[Stored items]
★ ★ ★ ★

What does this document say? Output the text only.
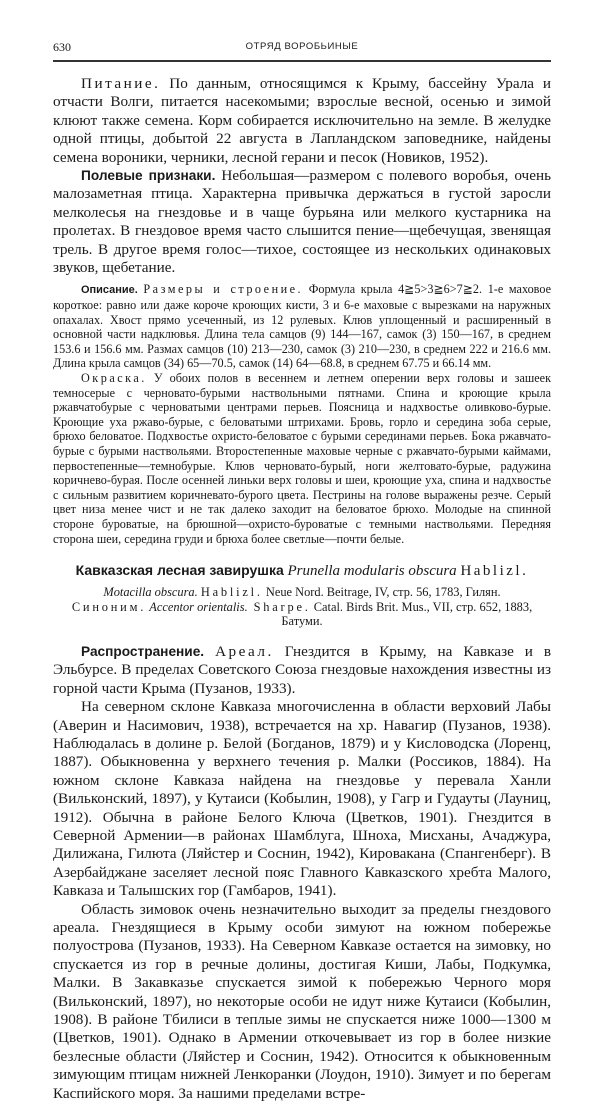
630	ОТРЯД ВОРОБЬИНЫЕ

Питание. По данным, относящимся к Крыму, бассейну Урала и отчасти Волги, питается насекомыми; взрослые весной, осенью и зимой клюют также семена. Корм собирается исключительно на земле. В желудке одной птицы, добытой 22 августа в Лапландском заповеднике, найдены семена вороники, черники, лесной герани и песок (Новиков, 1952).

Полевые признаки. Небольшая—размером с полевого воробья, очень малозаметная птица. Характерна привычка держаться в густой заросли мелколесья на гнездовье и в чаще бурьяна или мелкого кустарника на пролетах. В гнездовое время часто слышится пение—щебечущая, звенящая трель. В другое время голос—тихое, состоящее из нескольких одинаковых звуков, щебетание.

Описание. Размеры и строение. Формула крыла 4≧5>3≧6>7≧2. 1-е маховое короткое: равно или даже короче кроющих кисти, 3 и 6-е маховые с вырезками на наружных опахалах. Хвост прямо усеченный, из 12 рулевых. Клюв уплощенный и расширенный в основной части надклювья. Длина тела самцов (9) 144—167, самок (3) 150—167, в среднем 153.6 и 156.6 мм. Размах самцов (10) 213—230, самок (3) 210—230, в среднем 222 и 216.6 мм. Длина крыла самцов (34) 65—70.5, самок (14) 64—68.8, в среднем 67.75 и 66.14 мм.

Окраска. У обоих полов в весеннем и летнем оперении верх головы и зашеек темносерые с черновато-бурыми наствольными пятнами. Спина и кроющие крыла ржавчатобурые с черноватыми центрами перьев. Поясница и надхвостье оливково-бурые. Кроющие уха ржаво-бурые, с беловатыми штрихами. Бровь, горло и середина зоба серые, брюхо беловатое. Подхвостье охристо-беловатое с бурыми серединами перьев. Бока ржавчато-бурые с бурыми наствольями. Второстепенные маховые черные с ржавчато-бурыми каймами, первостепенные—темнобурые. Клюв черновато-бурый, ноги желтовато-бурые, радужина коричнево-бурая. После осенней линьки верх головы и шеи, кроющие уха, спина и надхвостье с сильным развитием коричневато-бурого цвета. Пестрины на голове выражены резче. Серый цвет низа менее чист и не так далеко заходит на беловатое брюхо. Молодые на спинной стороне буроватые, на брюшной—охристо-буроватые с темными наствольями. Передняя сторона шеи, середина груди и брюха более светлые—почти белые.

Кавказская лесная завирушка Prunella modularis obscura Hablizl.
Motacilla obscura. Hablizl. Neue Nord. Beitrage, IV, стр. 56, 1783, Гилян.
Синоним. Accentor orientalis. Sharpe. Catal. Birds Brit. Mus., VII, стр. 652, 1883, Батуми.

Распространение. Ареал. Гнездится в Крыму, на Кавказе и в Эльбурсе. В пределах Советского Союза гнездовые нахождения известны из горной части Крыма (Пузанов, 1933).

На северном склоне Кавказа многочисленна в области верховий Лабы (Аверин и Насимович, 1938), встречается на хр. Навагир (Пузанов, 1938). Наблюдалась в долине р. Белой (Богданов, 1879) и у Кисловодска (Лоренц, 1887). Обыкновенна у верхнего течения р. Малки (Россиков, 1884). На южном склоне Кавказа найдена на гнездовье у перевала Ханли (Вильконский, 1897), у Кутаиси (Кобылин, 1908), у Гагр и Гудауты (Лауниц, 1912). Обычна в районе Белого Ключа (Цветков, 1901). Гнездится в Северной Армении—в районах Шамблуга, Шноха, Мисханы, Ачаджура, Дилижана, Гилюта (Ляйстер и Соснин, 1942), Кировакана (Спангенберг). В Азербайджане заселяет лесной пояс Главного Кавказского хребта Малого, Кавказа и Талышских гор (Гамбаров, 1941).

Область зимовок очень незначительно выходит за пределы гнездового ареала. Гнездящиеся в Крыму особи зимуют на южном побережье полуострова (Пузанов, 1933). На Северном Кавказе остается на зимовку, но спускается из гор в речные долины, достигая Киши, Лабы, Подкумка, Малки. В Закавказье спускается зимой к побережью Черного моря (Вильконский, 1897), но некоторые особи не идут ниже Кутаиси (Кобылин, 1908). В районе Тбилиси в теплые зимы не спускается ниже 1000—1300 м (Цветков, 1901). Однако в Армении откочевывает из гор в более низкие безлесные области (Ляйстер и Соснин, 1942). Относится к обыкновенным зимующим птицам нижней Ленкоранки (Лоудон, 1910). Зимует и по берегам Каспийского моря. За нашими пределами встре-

★ ★ ★ ★

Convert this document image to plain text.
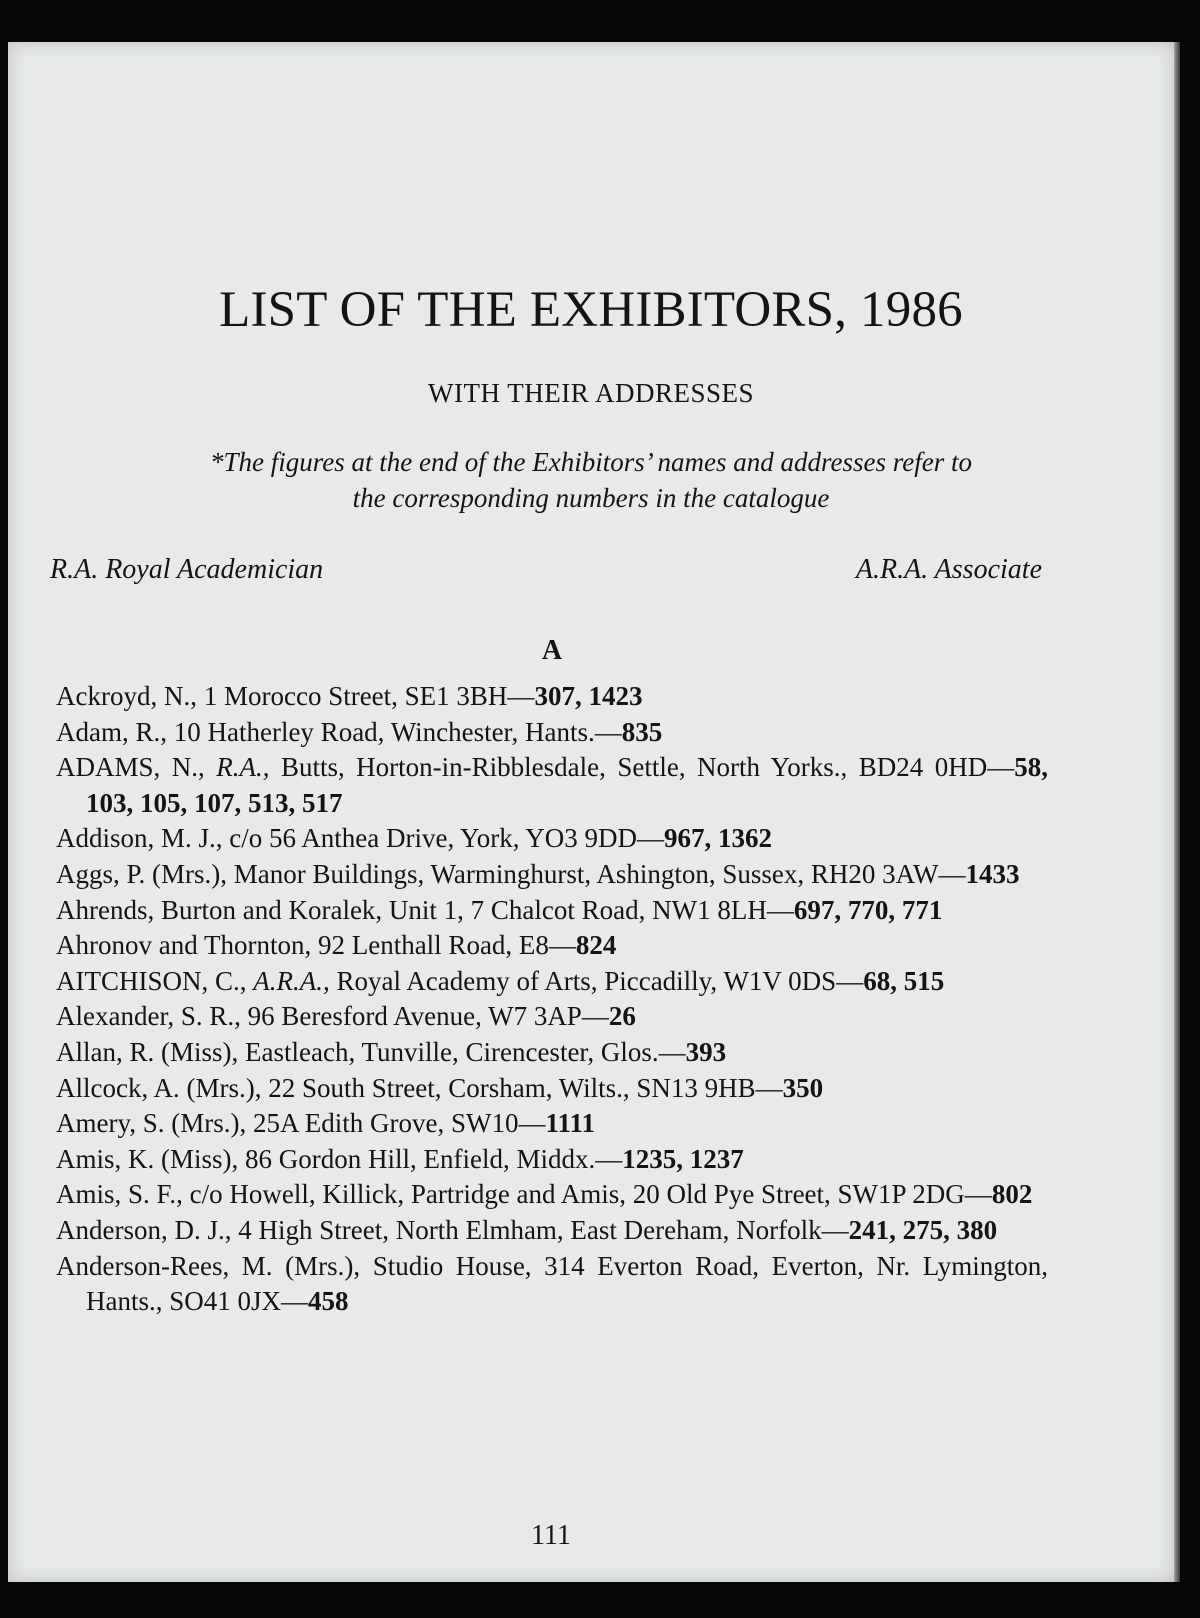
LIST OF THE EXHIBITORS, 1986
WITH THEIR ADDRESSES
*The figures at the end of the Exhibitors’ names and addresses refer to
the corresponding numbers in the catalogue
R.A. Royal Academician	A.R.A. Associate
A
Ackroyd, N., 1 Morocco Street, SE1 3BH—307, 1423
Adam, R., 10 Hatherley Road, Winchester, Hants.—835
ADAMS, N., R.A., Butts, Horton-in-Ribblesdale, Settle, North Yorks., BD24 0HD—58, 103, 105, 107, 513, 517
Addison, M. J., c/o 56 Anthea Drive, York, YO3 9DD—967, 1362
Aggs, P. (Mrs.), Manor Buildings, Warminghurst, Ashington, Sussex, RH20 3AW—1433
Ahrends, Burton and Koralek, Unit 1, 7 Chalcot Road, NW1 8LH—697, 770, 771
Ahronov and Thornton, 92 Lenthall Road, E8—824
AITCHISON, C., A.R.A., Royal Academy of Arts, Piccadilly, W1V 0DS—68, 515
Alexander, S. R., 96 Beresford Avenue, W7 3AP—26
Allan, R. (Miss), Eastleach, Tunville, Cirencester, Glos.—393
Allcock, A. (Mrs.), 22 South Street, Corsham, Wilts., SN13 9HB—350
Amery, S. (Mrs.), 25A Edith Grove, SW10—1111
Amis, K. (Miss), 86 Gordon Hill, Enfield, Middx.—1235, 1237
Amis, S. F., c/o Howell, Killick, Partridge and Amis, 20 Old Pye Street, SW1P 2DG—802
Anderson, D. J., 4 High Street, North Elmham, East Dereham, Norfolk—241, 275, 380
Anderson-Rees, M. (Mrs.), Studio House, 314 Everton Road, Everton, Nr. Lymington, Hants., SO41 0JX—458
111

★ ★ ★ ★

# Work to do
Gather up every line in the data above that contains the word "Anderson", copying each one.

# Result below
Anderson, D. J., 4 High Street, North Elmham, East Dereham, Norfolk—241, 275, 380
Anderson-Rees, M. (Mrs.), Studio House, 314 Everton Road, Everton, Nr. Lymington, Hants., SO41 0JX—458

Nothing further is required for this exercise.